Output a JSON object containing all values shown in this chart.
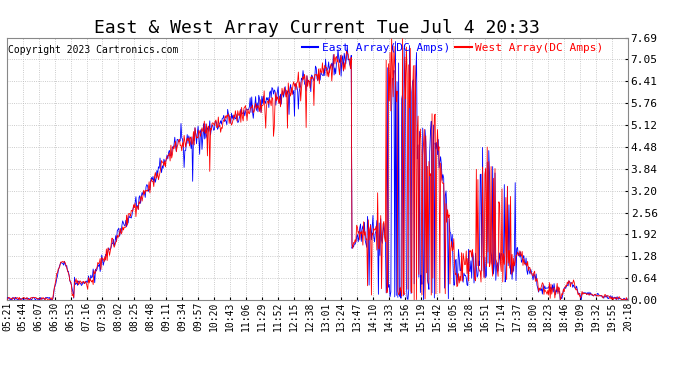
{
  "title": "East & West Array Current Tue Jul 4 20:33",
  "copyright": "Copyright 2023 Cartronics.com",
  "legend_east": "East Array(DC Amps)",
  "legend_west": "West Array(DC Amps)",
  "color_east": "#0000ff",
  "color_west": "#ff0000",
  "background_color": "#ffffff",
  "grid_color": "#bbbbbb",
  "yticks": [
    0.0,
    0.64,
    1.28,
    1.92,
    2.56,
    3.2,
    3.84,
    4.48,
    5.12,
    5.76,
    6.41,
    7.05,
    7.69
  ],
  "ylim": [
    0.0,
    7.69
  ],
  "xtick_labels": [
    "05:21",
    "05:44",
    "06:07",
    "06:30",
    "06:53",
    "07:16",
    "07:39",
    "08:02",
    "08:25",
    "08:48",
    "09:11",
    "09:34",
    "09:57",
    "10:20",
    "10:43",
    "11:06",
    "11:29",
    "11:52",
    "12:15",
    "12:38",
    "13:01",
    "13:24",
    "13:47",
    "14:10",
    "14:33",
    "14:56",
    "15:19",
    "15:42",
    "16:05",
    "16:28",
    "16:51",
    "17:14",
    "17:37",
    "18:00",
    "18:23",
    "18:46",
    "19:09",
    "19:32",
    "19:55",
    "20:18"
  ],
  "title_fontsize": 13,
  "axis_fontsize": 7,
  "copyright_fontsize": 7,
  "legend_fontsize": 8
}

────────────────

*Required task*:
Copy each line exactly, and leave the pictures out of your copy.

*Answer to this problem*:
Output a JSON object containing all values shown in this chart.
{
  "title": "East & West Array Current Tue Jul 4 20:33",
  "copyright": "Copyright 2023 Cartronics.com",
  "legend_east": "East Array(DC Amps)",
  "legend_west": "West Array(DC Amps)",
  "color_east": "#0000ff",
  "color_west": "#ff0000",
  "background_color": "#ffffff",
  "grid_color": "#bbbbbb",
  "yticks": [
    0.0,
    0.64,
    1.28,
    1.92,
    2.56,
    3.2,
    3.84,
    4.48,
    5.12,
    5.76,
    6.41,
    7.05,
    7.69
  ],
  "ylim": [
    0.0,
    7.69
  ],
  "xtick_labels": [
    "05:21",
    "05:44",
    "06:07",
    "06:30",
    "06:53",
    "07:16",
    "07:39",
    "08:02",
    "08:25",
    "08:48",
    "09:11",
    "09:34",
    "09:57",
    "10:20",
    "10:43",
    "11:06",
    "11:29",
    "11:52",
    "12:15",
    "12:38",
    "13:01",
    "13:24",
    "13:47",
    "14:10",
    "14:33",
    "14:56",
    "15:19",
    "15:42",
    "16:05",
    "16:28",
    "16:51",
    "17:14",
    "17:37",
    "18:00",
    "18:23",
    "18:46",
    "19:09",
    "19:32",
    "19:55",
    "20:18"
  ],
  "title_fontsize": 13,
  "axis_fontsize": 7,
  "copyright_fontsize": 7,
  "legend_fontsize": 8
}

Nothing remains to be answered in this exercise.